(Data records)
* begin *

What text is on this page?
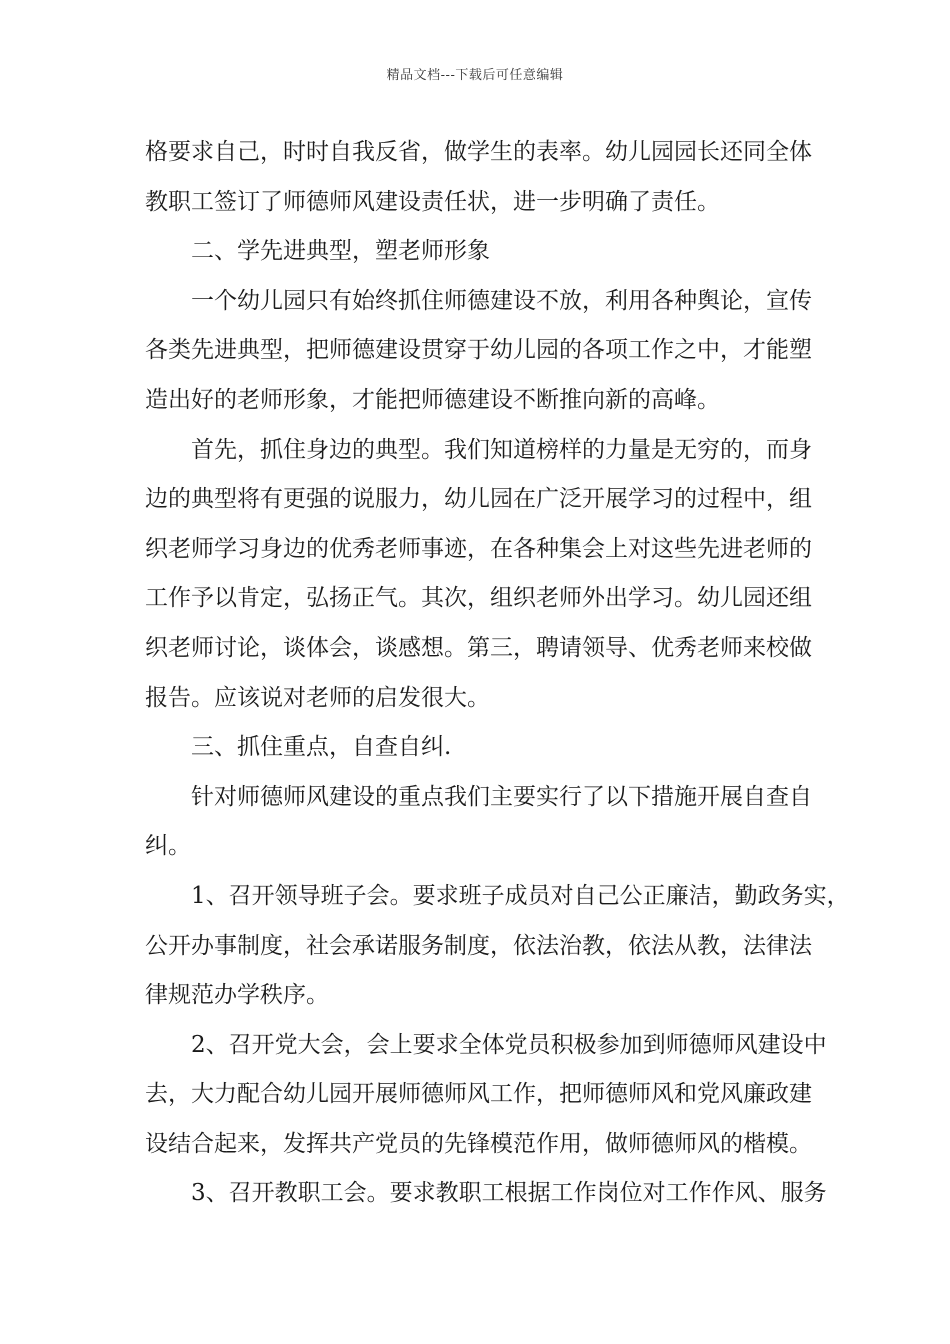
精品文档---下载后可任意编辑
格要求自己，时时自我反省，做学生的表率。幼儿园园长还同全体
教职工签订了师德师风建设责任状，进一步明确了责任。
二、学先进典型，塑老师形象
一个幼儿园只有始终抓住师德建设不放，利用各种舆论，宣传
各类先进典型，把师德建设贯穿于幼儿园的各项工作之中，才能塑
造出好的老师形象，才能把师德建设不断推向新的高峰。
首先，抓住身边的典型。我们知道榜样的力量是无穷的，而身
边的典型将有更强的说服力，幼儿园在广泛开展学习的过程中，组
织老师学习身边的优秀老师事迹，在各种集会上对这些先进老师的
工作予以肯定，弘扬正气。其次，组织老师外出学习。幼儿园还组
织老师讨论，谈体会，谈感想。第三，聘请领导、优秀老师来校做
报告。应该说对老师的启发很大。
三、抓住重点，自查自纠.
针对师德师风建设的重点我们主要实行了以下措施开展自查自
纠。
1、召开领导班子会。要求班子成员对自己公正廉洁，勤政务实，
公开办事制度，社会承诺服务制度，依法治教，依法从教，法律法
律规范办学秩序。
2、召开党大会，会上要求全体党员积极参加到师德师风建设中
去，大力配合幼儿园开展师德师风工作，把师德师风和党风廉政建
设结合起来，发挥共产党员的先锋模范作用，做师德师风的楷模。
3、召开教职工会。要求教职工根据工作岗位对工作作风、服务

* end *

TO DO:
Write out again every line above exactly as given; the pictures do not belong in the copy.

ANSWER TO THE PROBLEM:
What text is on this page?
精品文档---下载后可任意编辑
格要求自己，时时自我反省，做学生的表率。幼儿园园长还同全体
教职工签订了师德师风建设责任状，进一步明确了责任。
二、学先进典型，塑老师形象
一个幼儿园只有始终抓住师德建设不放，利用各种舆论，宣传
各类先进典型，把师德建设贯穿于幼儿园的各项工作之中，才能塑
造出好的老师形象，才能把师德建设不断推向新的高峰。
首先，抓住身边的典型。我们知道榜样的力量是无穷的，而身
边的典型将有更强的说服力，幼儿园在广泛开展学习的过程中，组
织老师学习身边的优秀老师事迹，在各种集会上对这些先进老师的
工作予以肯定，弘扬正气。其次，组织老师外出学习。幼儿园还组
织老师讨论，谈体会，谈感想。第三，聘请领导、优秀老师来校做
报告。应该说对老师的启发很大。
三、抓住重点，自查自纠.
针对师德师风建设的重点我们主要实行了以下措施开展自查自
纠。
1、召开领导班子会。要求班子成员对自己公正廉洁，勤政务实，
公开办事制度，社会承诺服务制度，依法治教，依法从教，法律法
律规范办学秩序。
2、召开党大会，会上要求全体党员积极参加到师德师风建设中
去，大力配合幼儿园开展师德师风工作，把师德师风和党风廉政建
设结合起来，发挥共产党员的先锋模范作用，做师德师风的楷模。
3、召开教职工会。要求教职工根据工作岗位对工作作风、服务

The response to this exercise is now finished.